> [Available data]:

---*---

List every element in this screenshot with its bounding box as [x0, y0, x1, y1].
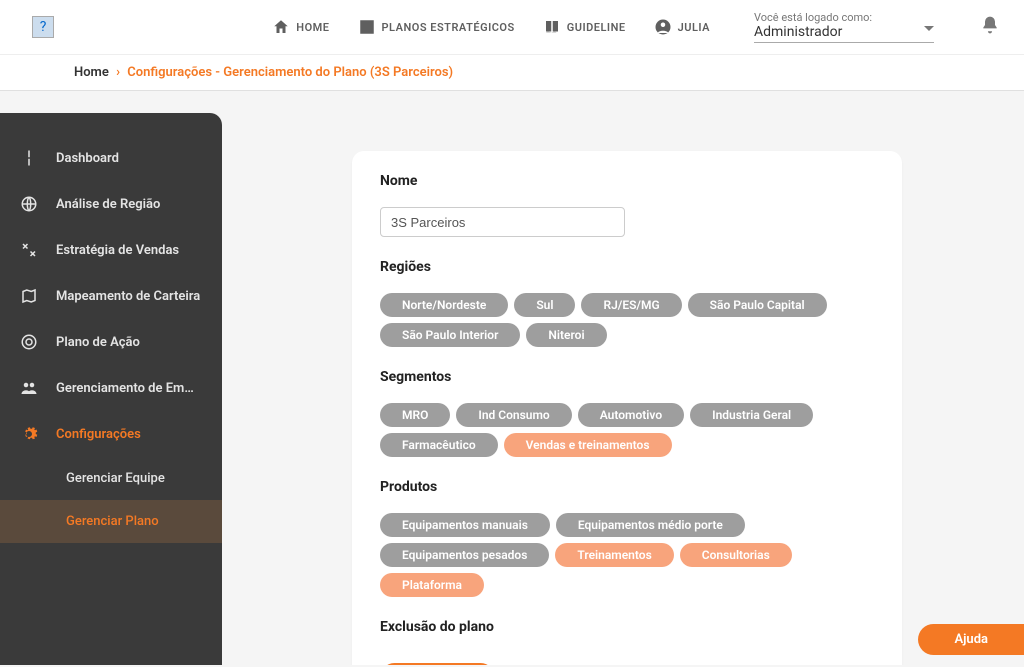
regions-chips: Norte/NordesteSulRJ/ES/MG São Paulo Capit…	[380, 293, 874, 347]
breadcrumb-current: Configurações - Gerenciamento do Plano (…	[127, 65, 453, 80]
regions-section-title: Regiões	[380, 259, 874, 275]
nav-planos-label: PLANOS ESTRATÉGICOS	[382, 21, 515, 34]
region-chip[interactable]: São Paulo Interior	[380, 323, 520, 347]
plan-card: Nome Regiões Norte/NordesteSulRJ/ES/MG Sã…	[352, 151, 902, 665]
globe-icon	[20, 195, 38, 213]
region-chip[interactable]: RJ/ES/MG	[581, 293, 681, 317]
gear-icon	[20, 425, 38, 443]
sidebar-sub-plano[interactable]: Gerenciar Plano	[0, 500, 222, 543]
product-chip[interactable]: Equipamentos manuais	[380, 513, 550, 537]
help-button[interactable]: Ajuda	[918, 624, 1024, 655]
products-section-title: Produtos	[380, 479, 874, 495]
sidebar-item-gerenciamento[interactable]: Gerenciamento de Em…	[0, 365, 222, 411]
sidebar-item-dashboard[interactable]: Dashboard	[0, 135, 222, 181]
delete-button[interactable]: Excluir	[380, 663, 495, 665]
sidebar-item-mapeamento[interactable]: Mapeamento de Carteira	[0, 273, 222, 319]
nav-home[interactable]: HOME	[272, 18, 329, 36]
sidebar-item-label: Mapeamento de Carteira	[56, 289, 200, 304]
target-icon	[20, 333, 38, 351]
region-chip[interactable]: Niteroi	[526, 323, 606, 347]
nav-user-label: JULIA	[678, 21, 710, 34]
sidebar-sub-equipe[interactable]: Gerenciar Equipe	[0, 457, 222, 500]
sidebar-item-label: Plano de Ação	[56, 335, 140, 350]
content-area: Nome Regiões Norte/NordesteSulRJ/ES/MG Sã…	[222, 91, 1024, 665]
segment-chip[interactable]: Ind Consumo	[456, 403, 571, 427]
nav-guideline-label: GUIDELINE	[567, 21, 626, 34]
sidebar: Dashboard Análise de Região Estratégia d…	[0, 113, 222, 665]
team-icon	[20, 379, 38, 397]
chart-icon	[358, 18, 376, 36]
product-chip[interactable]: Plataforma	[380, 573, 484, 597]
product-chip[interactable]: Treinamentos	[555, 543, 673, 567]
top-nav: HOME PLANOS ESTRATÉGICOS GUIDELINE JULIA…	[272, 11, 1000, 43]
breadcrumb-separator: ›	[116, 65, 120, 80]
book-icon	[543, 18, 561, 36]
user-icon	[654, 18, 672, 36]
segment-chip[interactable]: Vendas e treinamentos	[504, 433, 672, 457]
nav-planos[interactable]: PLANOS ESTRATÉGICOS	[358, 18, 515, 36]
home-icon	[272, 18, 290, 36]
segments-chips: MROInd Consumo AutomotivoIndustria Geral F…	[380, 403, 874, 457]
sidebar-item-label: Análise de Região	[56, 197, 160, 212]
exclusion-section-title: Exclusão do plano	[380, 619, 874, 635]
sidebar-item-plano[interactable]: Plano de Ação	[0, 319, 222, 365]
sidebar-item-label: Dashboard	[56, 151, 119, 166]
product-chip[interactable]: Consultorias	[680, 543, 792, 567]
nav-home-label: HOME	[296, 21, 329, 34]
segment-chip[interactable]: MRO	[380, 403, 450, 427]
sidebar-item-label: Estratégia de Vendas	[56, 243, 179, 258]
login-label: Você está logado como:	[754, 11, 934, 24]
map-icon	[20, 287, 38, 305]
product-chip[interactable]: Equipamentos médio porte	[556, 513, 745, 537]
segment-chip[interactable]: Automotivo	[578, 403, 684, 427]
strategy-icon	[20, 241, 38, 259]
sidebar-item-regiao[interactable]: Análise de Região	[0, 181, 222, 227]
chevron-down-icon	[924, 26, 934, 36]
region-chip[interactable]: Sul	[514, 293, 575, 317]
segments-section-title: Segmentos	[380, 369, 874, 385]
products-chips: Equipamentos manuaisEquipamentos médio p…	[380, 513, 874, 597]
plan-name-input[interactable]	[380, 207, 625, 237]
name-section-title: Nome	[380, 173, 874, 189]
notifications-button[interactable]	[980, 15, 1000, 39]
sidebar-item-label: Configurações	[56, 427, 141, 442]
nav-guideline[interactable]: GUIDELINE	[543, 18, 626, 36]
segment-chip[interactable]: Farmacêutico	[380, 433, 498, 457]
nav-user[interactable]: JULIA	[654, 18, 710, 36]
dashboard-icon	[20, 149, 38, 167]
segment-chip[interactable]: Industria Geral	[690, 403, 813, 427]
role-value: Administrador	[754, 24, 934, 40]
sidebar-item-estrategia[interactable]: Estratégia de Vendas	[0, 227, 222, 273]
breadcrumb: Home › Configurações - Gerenciamento do …	[0, 55, 1024, 91]
product-chip[interactable]: Equipamentos pesados	[380, 543, 549, 567]
role-select[interactable]: Você está logado como: Administrador	[754, 11, 934, 43]
sidebar-item-label: Gerenciamento de Em…	[56, 381, 194, 396]
topbar: ? HOME PLANOS ESTRATÉGICOS GUIDELINE JUL…	[0, 0, 1024, 55]
breadcrumb-home[interactable]: Home	[74, 65, 109, 80]
region-chip[interactable]: Norte/Nordeste	[380, 293, 508, 317]
bell-icon	[980, 15, 1000, 35]
sidebar-item-configuracoes[interactable]: Configurações	[0, 411, 222, 457]
app-logo: ?	[32, 16, 54, 38]
region-chip[interactable]: São Paulo Capital	[688, 293, 827, 317]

---*---

Could you reproduce, unchanged, the stretch of entries from the one containing "regions-chips: Norte/NordesteSulRJ/ES/MG São" through the one containing "323, 520, 347]", including both?

regions-chips: Norte/NordesteSulRJ/ES/MG São Paulo Capit…	[380, 293, 874, 347]
breadcrumb-current: Configurações - Gerenciamento do Plano (…	[127, 65, 453, 80]
regions-section-title: Regiões	[380, 259, 874, 275]
nav-planos-label: PLANOS ESTRATÉGICOS	[382, 21, 515, 34]
region-chip[interactable]: São Paulo Interior	[380, 323, 520, 347]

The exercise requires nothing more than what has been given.